* **Written exercise**: Copy every line in which the string "command" occurs.

* **Data listing**:
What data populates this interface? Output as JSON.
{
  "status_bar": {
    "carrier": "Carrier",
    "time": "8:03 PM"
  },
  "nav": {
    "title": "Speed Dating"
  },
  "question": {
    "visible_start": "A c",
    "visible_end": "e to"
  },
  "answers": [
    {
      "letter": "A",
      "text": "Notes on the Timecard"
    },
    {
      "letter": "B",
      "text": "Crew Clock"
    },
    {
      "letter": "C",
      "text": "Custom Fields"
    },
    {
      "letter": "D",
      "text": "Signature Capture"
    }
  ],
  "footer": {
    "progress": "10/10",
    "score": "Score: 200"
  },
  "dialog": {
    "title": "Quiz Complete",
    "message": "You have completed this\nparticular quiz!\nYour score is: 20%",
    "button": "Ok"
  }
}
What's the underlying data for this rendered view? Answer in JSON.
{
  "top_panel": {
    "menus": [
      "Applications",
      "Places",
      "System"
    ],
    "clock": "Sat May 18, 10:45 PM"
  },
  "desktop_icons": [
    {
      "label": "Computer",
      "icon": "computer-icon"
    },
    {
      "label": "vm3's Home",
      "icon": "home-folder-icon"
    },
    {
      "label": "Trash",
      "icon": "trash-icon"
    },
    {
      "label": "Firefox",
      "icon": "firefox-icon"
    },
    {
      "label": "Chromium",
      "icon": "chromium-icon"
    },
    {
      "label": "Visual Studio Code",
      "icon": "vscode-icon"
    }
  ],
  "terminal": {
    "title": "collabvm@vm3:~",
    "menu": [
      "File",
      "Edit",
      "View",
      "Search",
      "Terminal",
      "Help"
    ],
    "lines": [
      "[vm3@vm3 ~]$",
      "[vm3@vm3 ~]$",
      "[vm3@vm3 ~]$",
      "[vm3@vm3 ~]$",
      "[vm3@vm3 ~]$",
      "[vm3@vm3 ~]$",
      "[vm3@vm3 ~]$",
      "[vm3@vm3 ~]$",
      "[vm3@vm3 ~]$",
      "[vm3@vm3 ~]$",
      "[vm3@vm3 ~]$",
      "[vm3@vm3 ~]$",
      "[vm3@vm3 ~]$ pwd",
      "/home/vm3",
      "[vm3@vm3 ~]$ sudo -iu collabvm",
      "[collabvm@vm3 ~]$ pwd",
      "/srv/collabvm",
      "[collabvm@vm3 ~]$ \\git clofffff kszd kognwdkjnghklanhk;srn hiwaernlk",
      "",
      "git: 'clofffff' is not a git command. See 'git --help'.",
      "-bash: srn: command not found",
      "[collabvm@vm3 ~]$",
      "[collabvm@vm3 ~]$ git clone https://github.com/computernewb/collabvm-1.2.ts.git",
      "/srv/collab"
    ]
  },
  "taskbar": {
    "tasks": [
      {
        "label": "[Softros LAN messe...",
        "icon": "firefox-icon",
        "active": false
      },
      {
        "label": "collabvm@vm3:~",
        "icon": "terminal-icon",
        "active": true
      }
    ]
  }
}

* **Full response**:
      "git: 'clofffff' is not a git command. See 'git --help'.",
      "-bash: srn: command not found",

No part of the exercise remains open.